=== Set exercise 1 ===
List every web address (URL) that appears in the comment thread.

August 11, 2012 at 12:10 pm

I found your idea close to TermKit: https://github.com/unconed/TermKit/ am I right?

Reply
Tom Limoncelli says:

August 11, 2012 at 12:47 pm

Hell yes.

Ignore the nay-sayers. They’re idiots.

We need something like this. PowerShell has proven it is a good idea and we should have done this eons ago.

My recommendation is to make sure there is no way to accidentally guess wrong about what kind of pipe. Maybe if the program is in /usr/dbin assume the program is aware of the new pipe format. That way dsort becomes sort, etc.

You might consider making the language compatible with PowerShell. Yes, that sucks for political reasons but they have spent a LOT of time thinking out how to do it thru trial and error. You won’t have to repeat their trials.

Tom

Reply
philip says:

August 11, 2012 at 2:14 pm

I left a comment on HN [1] so I’m not gonna repeat it here, but I’ve been working on exactly the same thing as a side project. We have very similar ideas (typed streams, a couple of basic tools that do one thing well) and I think this is an awesome way of exploring how the unix interface can be improved in the future.

One thing I’m not sure about is the binary format and the “output format depending on pipe consumer” feature – in my eyes, a textual representation like json + json schema for the types is a more consumable and wide spread structured data format; regarding the actual tool output, isn’t a single configurable tool like dtable enough?

Also, by outputting plain json, one could leverage a number of available filtering / sorting json cli tools available [2] – even if untyped, they are still useful.

[1] http://news.ycombinator.com/item?id=4370036
[2] https://github.com/ddopson/underscore-cli

Reply
Jeremie Pelletier says:

August 11, 2012 at 3:16 pm

That is a great idea! It’s easy to either create wrapper programs like dls for ls to output this data, or for the program authors to add –dout or something switch to allow both backwards and forward compatibility.

=== Entries shown ===
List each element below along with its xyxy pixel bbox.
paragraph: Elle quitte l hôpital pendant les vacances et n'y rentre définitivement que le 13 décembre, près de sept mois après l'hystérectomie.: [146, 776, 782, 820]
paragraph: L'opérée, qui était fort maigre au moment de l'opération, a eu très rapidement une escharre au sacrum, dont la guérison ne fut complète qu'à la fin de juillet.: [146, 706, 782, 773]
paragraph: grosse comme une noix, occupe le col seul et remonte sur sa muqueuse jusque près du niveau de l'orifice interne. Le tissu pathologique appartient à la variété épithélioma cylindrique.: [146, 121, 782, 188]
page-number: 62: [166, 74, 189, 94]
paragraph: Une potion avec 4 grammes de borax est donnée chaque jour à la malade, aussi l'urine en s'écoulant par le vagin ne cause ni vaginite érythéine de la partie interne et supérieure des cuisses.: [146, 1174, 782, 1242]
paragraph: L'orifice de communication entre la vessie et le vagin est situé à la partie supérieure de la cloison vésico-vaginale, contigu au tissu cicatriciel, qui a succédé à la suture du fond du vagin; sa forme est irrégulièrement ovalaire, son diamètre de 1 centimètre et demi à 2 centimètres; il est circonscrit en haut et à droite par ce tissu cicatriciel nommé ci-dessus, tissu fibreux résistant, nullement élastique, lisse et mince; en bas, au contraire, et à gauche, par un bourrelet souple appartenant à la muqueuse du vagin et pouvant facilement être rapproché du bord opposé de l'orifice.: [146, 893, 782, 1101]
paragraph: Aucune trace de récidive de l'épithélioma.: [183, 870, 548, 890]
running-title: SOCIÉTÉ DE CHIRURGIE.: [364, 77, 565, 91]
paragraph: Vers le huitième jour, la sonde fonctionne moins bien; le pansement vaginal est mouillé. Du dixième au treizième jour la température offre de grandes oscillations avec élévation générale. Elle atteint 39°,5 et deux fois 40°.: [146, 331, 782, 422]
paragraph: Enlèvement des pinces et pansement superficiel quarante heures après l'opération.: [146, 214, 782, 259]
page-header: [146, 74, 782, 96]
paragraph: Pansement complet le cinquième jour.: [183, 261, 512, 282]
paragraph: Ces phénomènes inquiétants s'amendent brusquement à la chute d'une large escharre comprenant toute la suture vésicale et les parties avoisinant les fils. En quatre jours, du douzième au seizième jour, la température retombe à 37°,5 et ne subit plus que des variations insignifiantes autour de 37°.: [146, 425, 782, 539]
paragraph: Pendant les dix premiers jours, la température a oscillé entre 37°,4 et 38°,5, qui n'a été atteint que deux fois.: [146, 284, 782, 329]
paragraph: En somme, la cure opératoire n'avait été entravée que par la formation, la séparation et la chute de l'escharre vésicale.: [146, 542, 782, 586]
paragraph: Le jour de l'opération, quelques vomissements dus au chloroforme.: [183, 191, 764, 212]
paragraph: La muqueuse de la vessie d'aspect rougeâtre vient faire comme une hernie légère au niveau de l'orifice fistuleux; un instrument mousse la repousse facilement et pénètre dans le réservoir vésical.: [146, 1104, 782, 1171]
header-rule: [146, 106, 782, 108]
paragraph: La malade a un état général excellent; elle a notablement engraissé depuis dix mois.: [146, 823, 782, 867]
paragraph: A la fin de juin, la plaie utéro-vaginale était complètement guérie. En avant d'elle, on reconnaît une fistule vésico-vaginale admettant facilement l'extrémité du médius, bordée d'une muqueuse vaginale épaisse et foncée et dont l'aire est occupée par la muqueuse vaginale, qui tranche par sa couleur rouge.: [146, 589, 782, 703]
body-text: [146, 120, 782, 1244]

=== Set exercise 2 ===
Output the lines of the listing exactly, starting at its first line and ending at the line that contains "paragraph: Une potion", with both of those lines included.

=== Response 1 ===
https://github.com/unconed/TermKit/
http://news.ycombinator.com/item?id=4370036
https://github.com/ddopson/underscore-cli

=== Response 2 ===
List each element below along with its xyxy pixel bbox.
paragraph: Elle quitte l hôpital pendant les vacances et n'y rentre définitivement que le 13 décembre, près de sept mois après l'hystérectomie.: [146, 776, 782, 820]
paragraph: L'opérée, qui était fort maigre au moment de l'opération, a eu très rapidement une escharre au sacrum, dont la guérison ne fut complète qu'à la fin de juillet.: [146, 706, 782, 773]
paragraph: grosse comme une noix, occupe le col seul et remonte sur sa muqueuse jusque près du niveau de l'orifice interne. Le tissu pathologique appartient à la variété épithélioma cylindrique.: [146, 121, 782, 188]
page-number: 62: [166, 74, 189, 94]
paragraph: Une potion avec 4 grammes de borax est donnée chaque jour à la malade, aussi l'urine en s'écoulant par le vagin ne cause ni vaginite érythéine de la partie interne et supérieure des cuisses.: [146, 1174, 782, 1242]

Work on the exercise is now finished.